Gather the lines from the material that contain "name".
Begin Source material
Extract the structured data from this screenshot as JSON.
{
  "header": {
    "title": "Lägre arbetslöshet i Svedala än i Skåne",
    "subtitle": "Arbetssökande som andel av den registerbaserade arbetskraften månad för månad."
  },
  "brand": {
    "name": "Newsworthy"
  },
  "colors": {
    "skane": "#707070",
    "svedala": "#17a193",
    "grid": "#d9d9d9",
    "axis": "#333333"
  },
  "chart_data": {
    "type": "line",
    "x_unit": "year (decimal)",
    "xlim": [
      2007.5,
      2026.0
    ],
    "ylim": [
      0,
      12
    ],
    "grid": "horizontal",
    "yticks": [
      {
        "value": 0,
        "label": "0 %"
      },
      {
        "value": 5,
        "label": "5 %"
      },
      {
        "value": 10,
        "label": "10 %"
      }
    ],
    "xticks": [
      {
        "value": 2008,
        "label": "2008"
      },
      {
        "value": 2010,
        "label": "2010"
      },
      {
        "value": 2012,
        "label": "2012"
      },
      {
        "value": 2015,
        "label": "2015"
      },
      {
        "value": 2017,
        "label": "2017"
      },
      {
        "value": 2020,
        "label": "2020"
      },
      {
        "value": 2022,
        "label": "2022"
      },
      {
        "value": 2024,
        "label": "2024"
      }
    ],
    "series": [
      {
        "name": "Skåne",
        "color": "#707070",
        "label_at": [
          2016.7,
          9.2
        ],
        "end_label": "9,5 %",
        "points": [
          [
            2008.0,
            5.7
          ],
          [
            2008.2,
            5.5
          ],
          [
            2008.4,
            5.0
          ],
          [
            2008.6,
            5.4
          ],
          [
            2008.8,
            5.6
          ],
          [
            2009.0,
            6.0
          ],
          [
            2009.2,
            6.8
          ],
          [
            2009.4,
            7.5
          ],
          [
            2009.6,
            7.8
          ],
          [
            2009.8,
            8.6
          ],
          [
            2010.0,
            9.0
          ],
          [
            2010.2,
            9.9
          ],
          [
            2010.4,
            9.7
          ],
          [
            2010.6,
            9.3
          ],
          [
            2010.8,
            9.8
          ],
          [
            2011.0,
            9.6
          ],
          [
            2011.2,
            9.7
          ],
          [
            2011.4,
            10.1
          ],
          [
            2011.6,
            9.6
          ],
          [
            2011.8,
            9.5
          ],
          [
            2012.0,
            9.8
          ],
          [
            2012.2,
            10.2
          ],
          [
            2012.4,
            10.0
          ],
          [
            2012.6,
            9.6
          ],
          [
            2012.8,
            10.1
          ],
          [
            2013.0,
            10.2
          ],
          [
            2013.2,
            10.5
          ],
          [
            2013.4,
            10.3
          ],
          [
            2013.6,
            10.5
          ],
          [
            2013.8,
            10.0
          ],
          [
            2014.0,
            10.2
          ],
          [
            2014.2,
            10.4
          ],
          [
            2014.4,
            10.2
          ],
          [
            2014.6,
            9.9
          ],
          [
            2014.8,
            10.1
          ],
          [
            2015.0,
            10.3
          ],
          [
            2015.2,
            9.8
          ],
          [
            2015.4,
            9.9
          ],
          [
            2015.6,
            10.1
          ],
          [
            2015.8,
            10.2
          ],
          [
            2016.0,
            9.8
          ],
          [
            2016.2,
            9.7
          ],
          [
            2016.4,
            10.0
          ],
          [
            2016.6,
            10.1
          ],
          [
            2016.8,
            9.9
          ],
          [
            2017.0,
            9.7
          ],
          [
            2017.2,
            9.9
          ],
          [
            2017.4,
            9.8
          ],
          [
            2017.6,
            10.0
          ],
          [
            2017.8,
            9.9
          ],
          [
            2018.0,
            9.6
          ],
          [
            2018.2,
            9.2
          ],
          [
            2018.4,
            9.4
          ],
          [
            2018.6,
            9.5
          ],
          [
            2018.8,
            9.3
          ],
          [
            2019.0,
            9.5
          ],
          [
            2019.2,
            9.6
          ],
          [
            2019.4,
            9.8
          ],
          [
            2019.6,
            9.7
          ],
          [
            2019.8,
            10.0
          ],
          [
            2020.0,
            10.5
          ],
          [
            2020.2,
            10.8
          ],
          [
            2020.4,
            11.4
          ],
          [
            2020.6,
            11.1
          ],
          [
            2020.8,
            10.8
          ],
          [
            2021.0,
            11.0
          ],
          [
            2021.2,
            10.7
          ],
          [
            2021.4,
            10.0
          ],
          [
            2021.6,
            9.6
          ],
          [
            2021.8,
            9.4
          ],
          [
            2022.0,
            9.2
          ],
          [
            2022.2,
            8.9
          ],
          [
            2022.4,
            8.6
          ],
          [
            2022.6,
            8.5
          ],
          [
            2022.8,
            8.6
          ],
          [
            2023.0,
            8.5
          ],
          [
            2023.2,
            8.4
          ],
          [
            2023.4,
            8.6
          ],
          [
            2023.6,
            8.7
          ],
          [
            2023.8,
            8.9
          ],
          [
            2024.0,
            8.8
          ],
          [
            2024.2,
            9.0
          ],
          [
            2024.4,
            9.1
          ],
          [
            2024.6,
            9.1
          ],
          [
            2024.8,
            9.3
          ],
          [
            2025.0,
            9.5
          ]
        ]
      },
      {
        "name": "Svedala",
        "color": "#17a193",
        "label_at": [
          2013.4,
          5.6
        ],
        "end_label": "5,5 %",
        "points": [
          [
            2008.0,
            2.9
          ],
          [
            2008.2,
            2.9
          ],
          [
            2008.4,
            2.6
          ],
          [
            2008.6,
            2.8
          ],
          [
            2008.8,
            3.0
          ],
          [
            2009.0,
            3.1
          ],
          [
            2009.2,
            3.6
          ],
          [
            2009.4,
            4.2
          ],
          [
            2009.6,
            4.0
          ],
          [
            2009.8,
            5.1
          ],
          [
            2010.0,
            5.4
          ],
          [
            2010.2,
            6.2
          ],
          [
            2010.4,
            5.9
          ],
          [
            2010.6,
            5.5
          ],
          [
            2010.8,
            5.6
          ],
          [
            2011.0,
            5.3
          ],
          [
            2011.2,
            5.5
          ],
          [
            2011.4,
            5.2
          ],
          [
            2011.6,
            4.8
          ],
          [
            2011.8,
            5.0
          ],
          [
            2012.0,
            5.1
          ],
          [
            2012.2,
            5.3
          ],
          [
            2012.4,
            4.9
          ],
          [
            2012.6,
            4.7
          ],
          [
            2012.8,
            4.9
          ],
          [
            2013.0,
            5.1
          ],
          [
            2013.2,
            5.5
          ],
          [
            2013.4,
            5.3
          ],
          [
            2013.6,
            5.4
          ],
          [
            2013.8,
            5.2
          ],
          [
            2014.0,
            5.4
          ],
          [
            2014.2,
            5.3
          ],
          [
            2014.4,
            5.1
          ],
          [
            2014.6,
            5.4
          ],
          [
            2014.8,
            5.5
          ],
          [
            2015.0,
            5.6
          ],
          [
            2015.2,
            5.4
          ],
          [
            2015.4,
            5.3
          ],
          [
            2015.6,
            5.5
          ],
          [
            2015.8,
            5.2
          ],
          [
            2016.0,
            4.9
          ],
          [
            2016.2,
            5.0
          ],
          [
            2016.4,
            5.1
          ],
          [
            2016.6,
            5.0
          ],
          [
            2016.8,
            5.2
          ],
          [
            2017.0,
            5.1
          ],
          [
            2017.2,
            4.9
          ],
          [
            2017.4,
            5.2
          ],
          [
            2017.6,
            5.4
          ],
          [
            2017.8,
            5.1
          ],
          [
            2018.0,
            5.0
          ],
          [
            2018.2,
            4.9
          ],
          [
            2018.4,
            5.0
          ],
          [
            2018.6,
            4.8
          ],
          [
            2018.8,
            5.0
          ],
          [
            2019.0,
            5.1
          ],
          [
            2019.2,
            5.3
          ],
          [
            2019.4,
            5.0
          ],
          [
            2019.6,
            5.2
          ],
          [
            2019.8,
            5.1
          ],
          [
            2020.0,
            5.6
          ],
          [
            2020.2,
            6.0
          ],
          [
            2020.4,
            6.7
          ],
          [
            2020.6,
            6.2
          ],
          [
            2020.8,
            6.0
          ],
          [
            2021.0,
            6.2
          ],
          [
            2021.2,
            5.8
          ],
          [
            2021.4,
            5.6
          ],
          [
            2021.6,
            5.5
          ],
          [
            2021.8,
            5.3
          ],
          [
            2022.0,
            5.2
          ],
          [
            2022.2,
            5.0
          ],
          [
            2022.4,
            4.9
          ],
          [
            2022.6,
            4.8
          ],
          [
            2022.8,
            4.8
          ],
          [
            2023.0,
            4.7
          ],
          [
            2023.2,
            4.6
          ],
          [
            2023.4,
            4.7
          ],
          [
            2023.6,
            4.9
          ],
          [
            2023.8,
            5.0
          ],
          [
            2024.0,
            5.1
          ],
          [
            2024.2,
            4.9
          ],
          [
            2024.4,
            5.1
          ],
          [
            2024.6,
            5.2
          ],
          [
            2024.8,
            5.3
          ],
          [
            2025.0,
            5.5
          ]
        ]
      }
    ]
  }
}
End Source material
Full response:
    "name": "Newsworthy"
        "name": "Skåne",
        "name": "Svedala",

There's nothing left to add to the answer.